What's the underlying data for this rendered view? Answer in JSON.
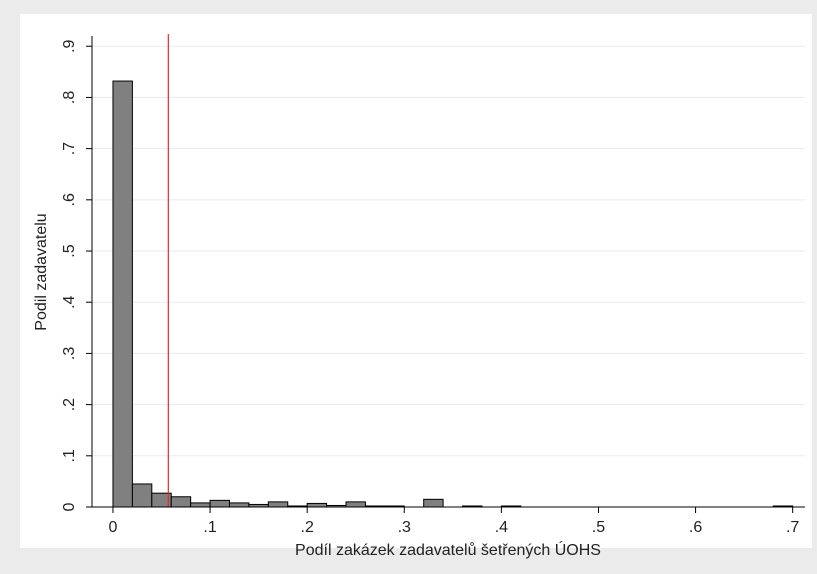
{
  "chart_data": {
    "type": "histogram",
    "x_label": "Podíl zakázek zadavatelů šetřených ÚOHS",
    "y_label": "Podil zadavatelu",
    "bins": [
      0,
      0.02,
      0.04,
      0.06,
      0.08,
      0.1,
      0.12,
      0.14,
      0.16,
      0.18,
      0.2,
      0.22,
      0.24,
      0.26,
      0.28,
      0.3,
      0.32,
      0.34,
      0.36,
      0.38,
      0.4,
      0.42,
      0.44,
      0.46,
      0.48,
      0.5,
      0.52,
      0.54,
      0.56,
      0.58,
      0.6,
      0.62,
      0.64,
      0.66,
      0.68,
      0.7
    ],
    "values": [
      0.832,
      0.045,
      0.027,
      0.02,
      0.008,
      0.013,
      0.008,
      0.005,
      0.01,
      0.002,
      0.007,
      0.003,
      0.01,
      0.002,
      0.002,
      0,
      0.015,
      0,
      0.002,
      0,
      0.002,
      0,
      0,
      0,
      0,
      0,
      0,
      0,
      0,
      0,
      0,
      0,
      0,
      0,
      0.002
    ],
    "color": "#808080",
    "reference_line": 0.057,
    "reference_color": "#e8262b",
    "xlim": [
      -0.0216,
      0.7127
    ],
    "ylim": [
      0,
      0.92
    ],
    "xticks": [
      0,
      {
        "value": 0.1,
        "label": ".1"
      },
      {
        "value": 0.2,
        "label": ".2"
      },
      {
        "value": 0.3,
        "label": ".3"
      },
      {
        "value": 0.4,
        "label": ".4"
      },
      {
        "value": 0.5,
        "label": ".5"
      },
      {
        "value": 0.6,
        "label": ".6"
      },
      {
        "value": 0.7,
        "label": ".7"
      }
    ],
    "yticks": [
      0,
      {
        "value": 0.1,
        "label": ".1"
      },
      {
        "value": 0.2,
        "label": ".2"
      },
      {
        "value": 0.3,
        "label": ".3"
      },
      {
        "value": 0.4,
        "label": ".4"
      },
      {
        "value": 0.5,
        "label": ".5"
      },
      {
        "value": 0.6,
        "label": ".6"
      },
      {
        "value": 0.7,
        "label": ".7"
      },
      {
        "value": 0.8,
        "label": ".8"
      },
      {
        "value": 0.9,
        "label": ".9"
      }
    ],
    "grid": true
  }
}
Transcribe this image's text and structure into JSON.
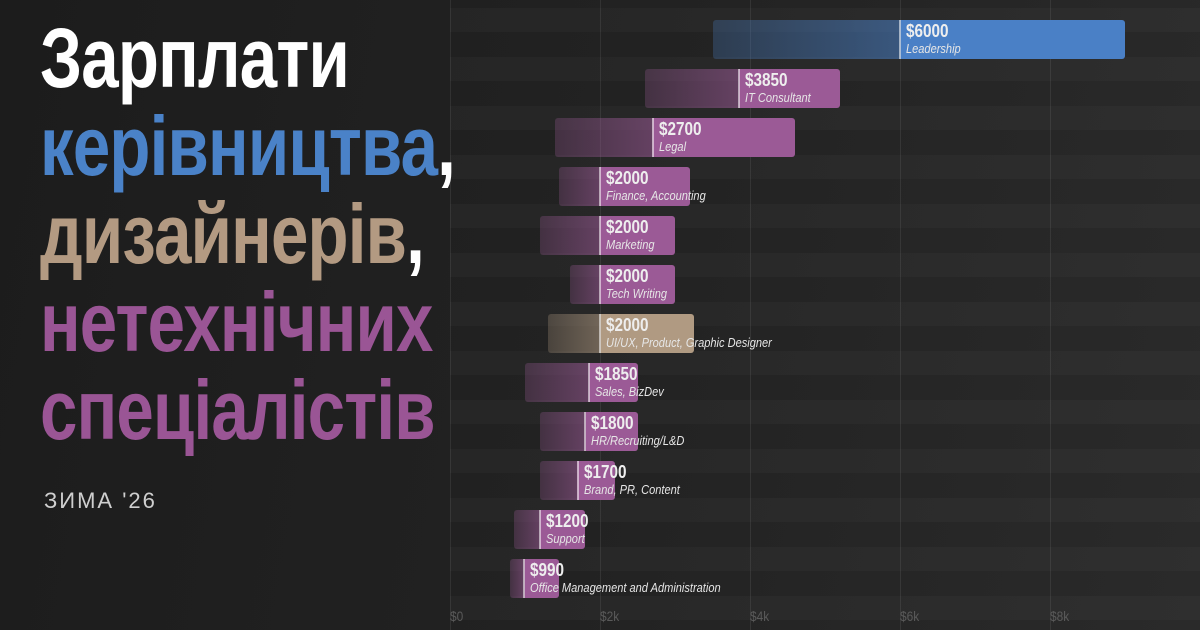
{
  "title": {
    "line1": "Зарплати",
    "line2": "керівництва",
    "line3": "дизайнерів",
    "line4": "нетехнічних",
    "line5": "спеціалістів",
    "comma": ",",
    "subtitle": "ЗИМА '26"
  },
  "colors": {
    "leadership": "#4a80c6",
    "design": "#b09a82",
    "nontech": "#9b5a96",
    "text": "#ffffff"
  },
  "chart_data": {
    "type": "bar",
    "orientation": "horizontal-range",
    "xlabel": "",
    "ylabel": "",
    "xlim": [
      0,
      10000
    ],
    "xticks": [
      0,
      2000,
      4000,
      6000,
      8000
    ],
    "xtick_labels": [
      "$0",
      "$2k",
      "$4k",
      "$6k",
      "$8k"
    ],
    "grid": true,
    "series": [
      {
        "category": "Leadership",
        "median": 6000,
        "median_label": "$6000",
        "low": 3500,
        "high": 9000,
        "group": "leadership"
      },
      {
        "category": "IT Consultant",
        "median": 3850,
        "median_label": "$3850",
        "low": 2600,
        "high": 5200,
        "group": "nontech"
      },
      {
        "category": "Legal",
        "median": 2700,
        "median_label": "$2700",
        "low": 1400,
        "high": 4600,
        "group": "nontech"
      },
      {
        "category": "Finance, Accounting",
        "median": 2000,
        "median_label": "$2000",
        "low": 1450,
        "high": 3200,
        "group": "nontech"
      },
      {
        "category": "Marketing",
        "median": 2000,
        "median_label": "$2000",
        "low": 1200,
        "high": 3000,
        "group": "nontech"
      },
      {
        "category": "Tech Writing",
        "median": 2000,
        "median_label": "$2000",
        "low": 1600,
        "high": 3000,
        "group": "nontech"
      },
      {
        "category": "UI/UX, Product, Graphic Designer",
        "median": 2000,
        "median_label": "$2000",
        "low": 1300,
        "high": 3250,
        "group": "design"
      },
      {
        "category": "Sales, BizDev",
        "median": 1850,
        "median_label": "$1850",
        "low": 1000,
        "high": 2500,
        "group": "nontech"
      },
      {
        "category": "HR/Recruiting/L&D",
        "median": 1800,
        "median_label": "$1800",
        "low": 1200,
        "high": 2500,
        "group": "nontech"
      },
      {
        "category": "Brand, PR, Content",
        "median": 1700,
        "median_label": "$1700",
        "low": 1200,
        "high": 2200,
        "group": "nontech"
      },
      {
        "category": "Support",
        "median": 1200,
        "median_label": "$1200",
        "low": 850,
        "high": 1800,
        "group": "nontech"
      },
      {
        "category": "Office Management and Administration",
        "median": 990,
        "median_label": "$990",
        "low": 800,
        "high": 1450,
        "group": "nontech"
      }
    ]
  }
}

_Your objective_: Copy in full each line that holds the word "JSON".

_Exercise result_:
What's the underlying data for this rendered view? Answer in JSON.
Transcribe this image's text and structure into JSON.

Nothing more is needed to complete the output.